- [Short task] Find and return each line containing "this".
>> START Records provided
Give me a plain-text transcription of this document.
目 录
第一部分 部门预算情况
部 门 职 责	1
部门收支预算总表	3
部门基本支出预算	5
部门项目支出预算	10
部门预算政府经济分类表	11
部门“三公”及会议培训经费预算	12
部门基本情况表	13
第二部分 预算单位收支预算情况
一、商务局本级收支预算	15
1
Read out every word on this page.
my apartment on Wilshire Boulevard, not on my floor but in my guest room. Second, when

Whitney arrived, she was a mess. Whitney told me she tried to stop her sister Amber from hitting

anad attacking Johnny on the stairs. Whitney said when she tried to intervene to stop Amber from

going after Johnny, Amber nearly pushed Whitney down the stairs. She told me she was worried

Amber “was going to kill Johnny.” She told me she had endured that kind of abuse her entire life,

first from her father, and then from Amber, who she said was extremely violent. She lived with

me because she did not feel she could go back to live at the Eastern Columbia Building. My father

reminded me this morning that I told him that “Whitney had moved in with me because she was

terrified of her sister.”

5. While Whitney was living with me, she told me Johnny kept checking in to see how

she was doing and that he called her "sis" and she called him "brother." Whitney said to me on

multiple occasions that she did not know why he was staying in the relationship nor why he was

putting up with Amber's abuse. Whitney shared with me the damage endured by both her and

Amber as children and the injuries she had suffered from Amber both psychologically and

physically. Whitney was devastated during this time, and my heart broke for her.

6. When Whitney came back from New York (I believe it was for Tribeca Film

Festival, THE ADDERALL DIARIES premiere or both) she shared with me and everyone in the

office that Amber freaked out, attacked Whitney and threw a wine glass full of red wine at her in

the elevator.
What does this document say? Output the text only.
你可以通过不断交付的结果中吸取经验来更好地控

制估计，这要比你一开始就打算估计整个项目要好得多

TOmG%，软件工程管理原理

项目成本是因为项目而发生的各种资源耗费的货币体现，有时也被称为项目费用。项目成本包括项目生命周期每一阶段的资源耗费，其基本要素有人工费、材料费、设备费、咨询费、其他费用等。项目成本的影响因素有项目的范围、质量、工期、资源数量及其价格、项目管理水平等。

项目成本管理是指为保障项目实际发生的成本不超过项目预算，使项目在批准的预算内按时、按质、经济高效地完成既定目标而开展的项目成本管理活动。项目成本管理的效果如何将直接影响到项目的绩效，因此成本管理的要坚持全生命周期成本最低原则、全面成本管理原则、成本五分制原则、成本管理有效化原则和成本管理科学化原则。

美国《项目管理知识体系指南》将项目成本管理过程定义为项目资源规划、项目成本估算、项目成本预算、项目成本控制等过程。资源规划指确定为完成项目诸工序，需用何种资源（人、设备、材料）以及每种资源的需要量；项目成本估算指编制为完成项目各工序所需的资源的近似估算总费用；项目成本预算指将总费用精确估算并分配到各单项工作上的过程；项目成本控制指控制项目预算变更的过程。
>> END Records provided
- [Task answer]
Give me a plain-text transcription of this document.
Read out every word on this page.
reminded me this morning that I told him that “Whitney had moved in with me because she was
physically. Whitney was devastated during this time, and my heart broke for her.
What does this document say? Output the text only.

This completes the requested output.